__Records provided__:
'''
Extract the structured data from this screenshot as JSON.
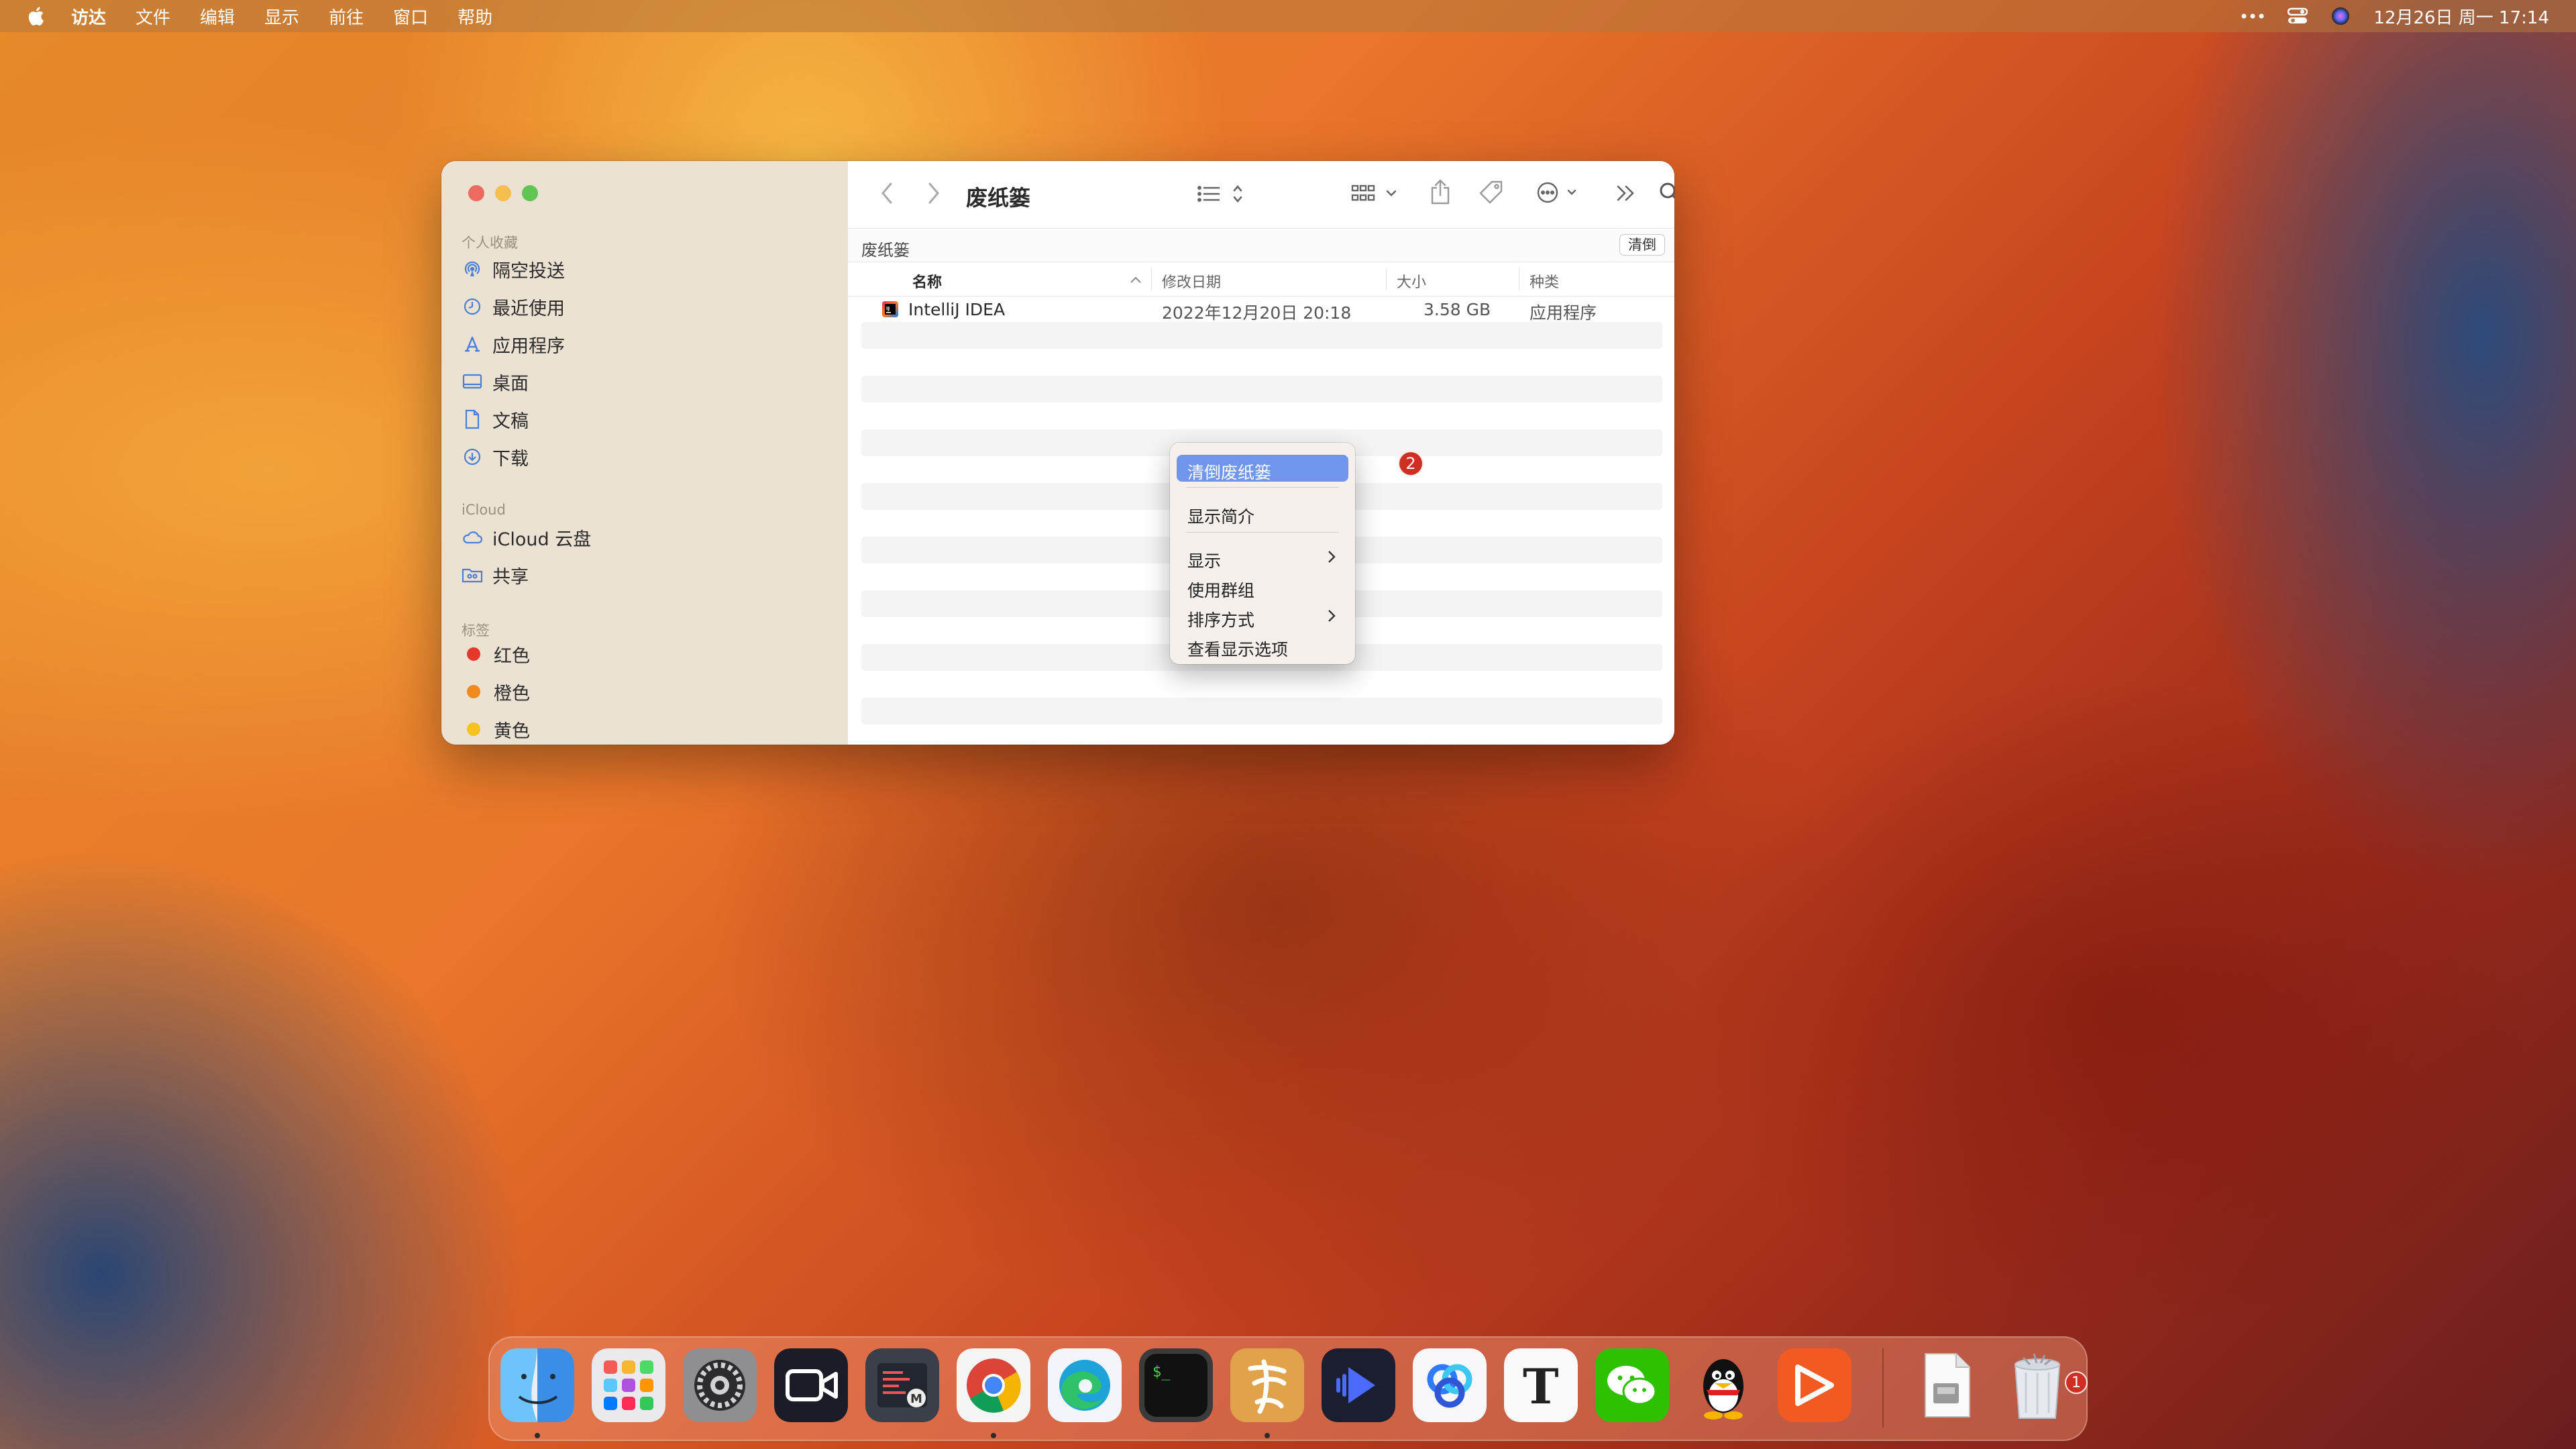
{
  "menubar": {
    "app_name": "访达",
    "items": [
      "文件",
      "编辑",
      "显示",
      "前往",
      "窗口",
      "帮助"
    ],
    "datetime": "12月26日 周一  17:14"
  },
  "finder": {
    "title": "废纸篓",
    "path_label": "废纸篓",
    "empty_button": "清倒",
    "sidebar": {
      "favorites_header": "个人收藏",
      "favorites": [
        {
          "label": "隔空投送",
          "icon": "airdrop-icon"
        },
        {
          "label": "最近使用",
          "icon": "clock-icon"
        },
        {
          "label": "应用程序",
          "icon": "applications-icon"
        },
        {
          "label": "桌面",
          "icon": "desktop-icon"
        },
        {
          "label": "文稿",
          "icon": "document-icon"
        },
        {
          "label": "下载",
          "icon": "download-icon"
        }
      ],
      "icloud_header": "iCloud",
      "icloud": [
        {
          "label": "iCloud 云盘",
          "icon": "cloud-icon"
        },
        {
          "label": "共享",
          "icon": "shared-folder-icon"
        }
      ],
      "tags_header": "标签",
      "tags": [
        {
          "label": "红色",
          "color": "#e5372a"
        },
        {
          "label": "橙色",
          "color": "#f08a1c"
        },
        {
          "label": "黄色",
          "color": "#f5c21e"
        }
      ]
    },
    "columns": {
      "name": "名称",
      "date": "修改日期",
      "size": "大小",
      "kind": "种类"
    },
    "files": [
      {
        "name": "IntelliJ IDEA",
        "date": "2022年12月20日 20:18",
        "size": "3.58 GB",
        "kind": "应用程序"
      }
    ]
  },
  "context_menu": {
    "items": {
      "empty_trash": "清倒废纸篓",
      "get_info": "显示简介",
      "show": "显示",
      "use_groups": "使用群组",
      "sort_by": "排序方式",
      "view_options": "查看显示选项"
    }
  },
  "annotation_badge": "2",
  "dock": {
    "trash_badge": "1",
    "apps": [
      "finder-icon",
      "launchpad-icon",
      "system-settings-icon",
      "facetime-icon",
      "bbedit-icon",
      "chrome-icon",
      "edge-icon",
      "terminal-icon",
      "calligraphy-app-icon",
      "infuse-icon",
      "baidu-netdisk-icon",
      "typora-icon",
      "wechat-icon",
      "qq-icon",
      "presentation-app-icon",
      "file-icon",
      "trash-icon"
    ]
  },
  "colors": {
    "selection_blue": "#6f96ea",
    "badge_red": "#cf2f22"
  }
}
'''
'''
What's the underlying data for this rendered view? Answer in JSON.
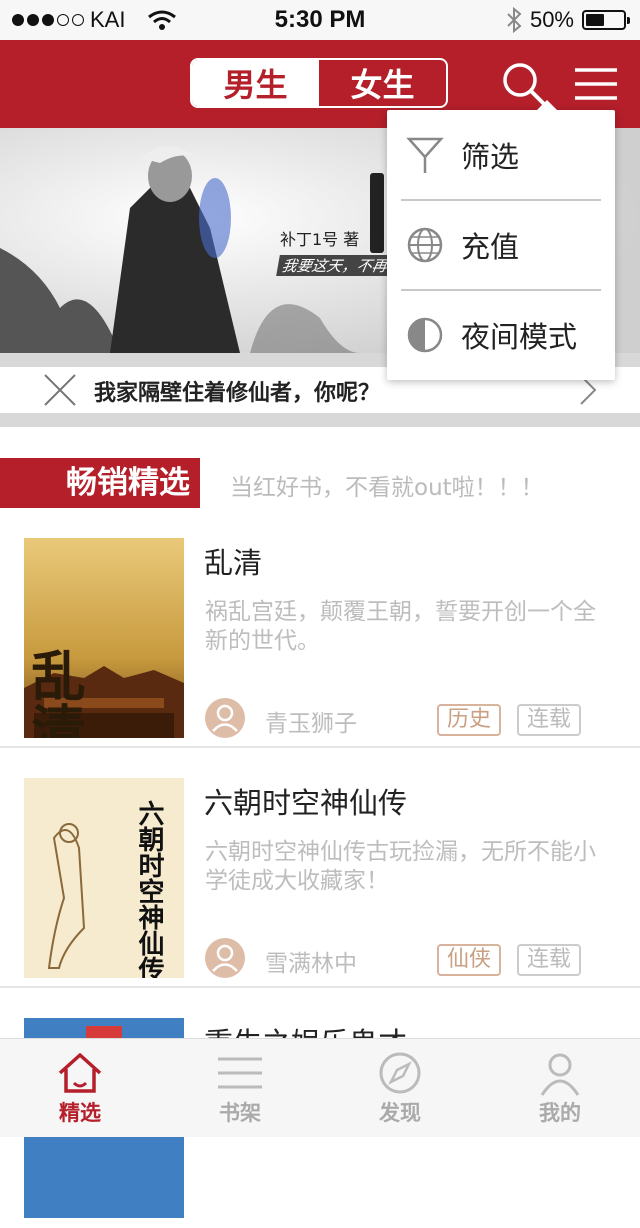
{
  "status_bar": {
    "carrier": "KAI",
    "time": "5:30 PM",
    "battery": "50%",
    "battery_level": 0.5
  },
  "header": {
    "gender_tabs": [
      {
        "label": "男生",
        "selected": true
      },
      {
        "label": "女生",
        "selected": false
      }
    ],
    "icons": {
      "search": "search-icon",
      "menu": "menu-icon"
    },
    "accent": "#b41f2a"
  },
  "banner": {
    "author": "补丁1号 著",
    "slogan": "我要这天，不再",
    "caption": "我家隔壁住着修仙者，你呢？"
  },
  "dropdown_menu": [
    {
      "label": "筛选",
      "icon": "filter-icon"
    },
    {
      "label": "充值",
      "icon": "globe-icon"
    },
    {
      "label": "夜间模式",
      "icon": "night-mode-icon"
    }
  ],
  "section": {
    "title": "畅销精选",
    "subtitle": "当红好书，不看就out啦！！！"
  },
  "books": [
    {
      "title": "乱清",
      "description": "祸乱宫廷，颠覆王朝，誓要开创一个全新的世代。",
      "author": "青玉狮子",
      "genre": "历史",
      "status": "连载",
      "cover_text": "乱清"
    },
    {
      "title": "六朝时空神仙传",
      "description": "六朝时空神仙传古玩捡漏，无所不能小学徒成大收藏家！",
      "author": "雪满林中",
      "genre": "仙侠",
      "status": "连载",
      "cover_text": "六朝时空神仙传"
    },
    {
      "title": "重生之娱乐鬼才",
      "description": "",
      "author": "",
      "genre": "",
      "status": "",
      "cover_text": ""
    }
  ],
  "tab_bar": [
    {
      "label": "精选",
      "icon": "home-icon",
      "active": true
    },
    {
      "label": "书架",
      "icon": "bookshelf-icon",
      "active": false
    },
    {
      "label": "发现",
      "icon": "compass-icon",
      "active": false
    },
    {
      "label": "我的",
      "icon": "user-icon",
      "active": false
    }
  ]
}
'''
__Your instructions__: Find the number of lines in which the word "this" occurs, and write nothing but that number.

__The answer__: 2